* [Written problem] Take from the listing each line that has the string "text".

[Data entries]
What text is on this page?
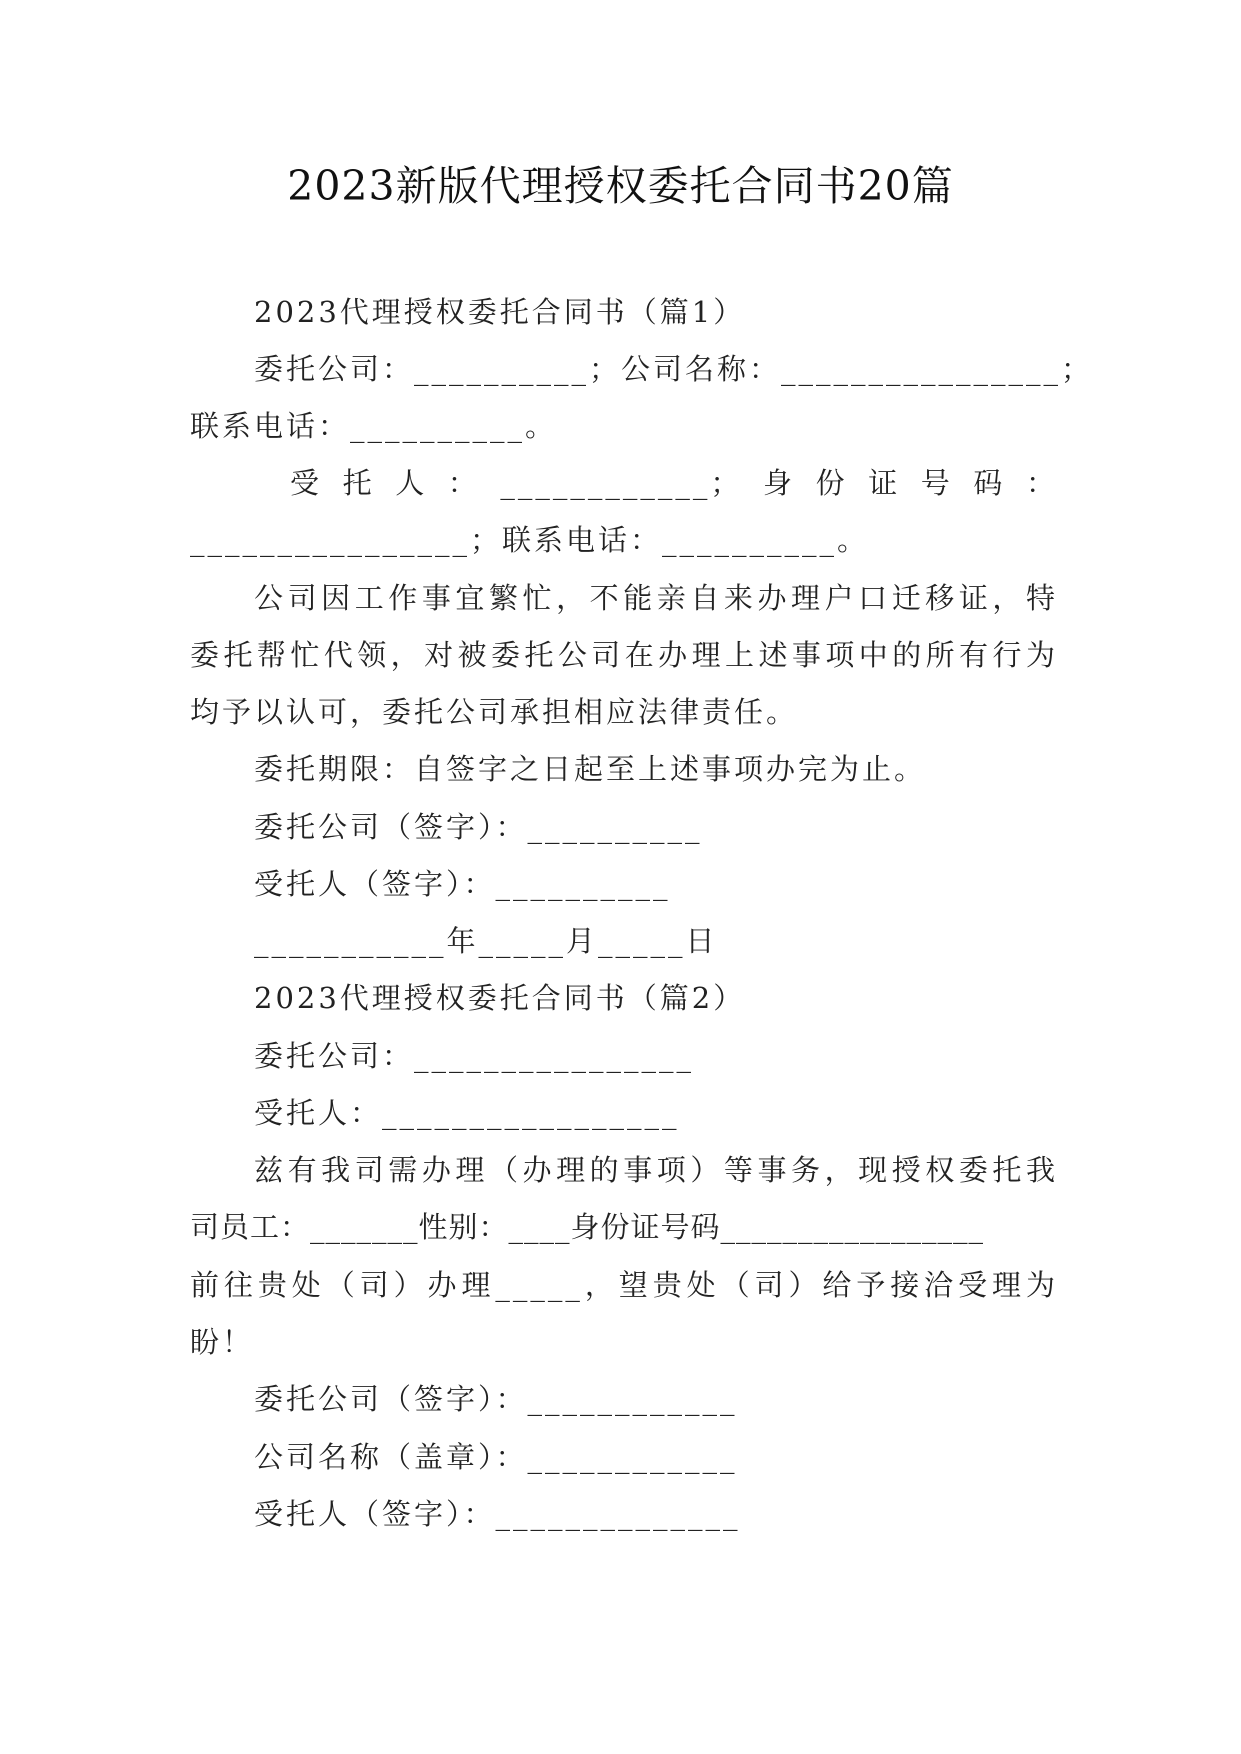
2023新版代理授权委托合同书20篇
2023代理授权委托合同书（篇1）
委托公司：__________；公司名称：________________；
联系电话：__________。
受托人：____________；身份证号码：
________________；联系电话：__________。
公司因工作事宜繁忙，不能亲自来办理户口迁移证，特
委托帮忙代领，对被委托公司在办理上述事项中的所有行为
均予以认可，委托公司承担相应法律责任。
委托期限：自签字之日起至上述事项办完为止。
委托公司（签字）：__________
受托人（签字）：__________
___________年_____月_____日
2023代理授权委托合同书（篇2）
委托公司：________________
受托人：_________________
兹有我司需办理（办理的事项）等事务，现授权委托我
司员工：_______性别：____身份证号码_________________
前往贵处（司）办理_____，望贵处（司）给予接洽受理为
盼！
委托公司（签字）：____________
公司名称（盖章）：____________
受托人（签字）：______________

---

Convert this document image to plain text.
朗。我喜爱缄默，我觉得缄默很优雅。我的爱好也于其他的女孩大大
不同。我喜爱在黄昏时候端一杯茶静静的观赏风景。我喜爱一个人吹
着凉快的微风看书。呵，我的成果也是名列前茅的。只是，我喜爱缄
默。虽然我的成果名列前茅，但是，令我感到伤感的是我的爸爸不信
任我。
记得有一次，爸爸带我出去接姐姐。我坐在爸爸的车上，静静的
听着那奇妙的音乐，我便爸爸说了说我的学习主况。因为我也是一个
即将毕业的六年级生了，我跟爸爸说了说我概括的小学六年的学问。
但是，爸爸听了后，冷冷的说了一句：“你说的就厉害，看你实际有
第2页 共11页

* [Result for this task]
What text is on this page?
Convert this document image to plain text.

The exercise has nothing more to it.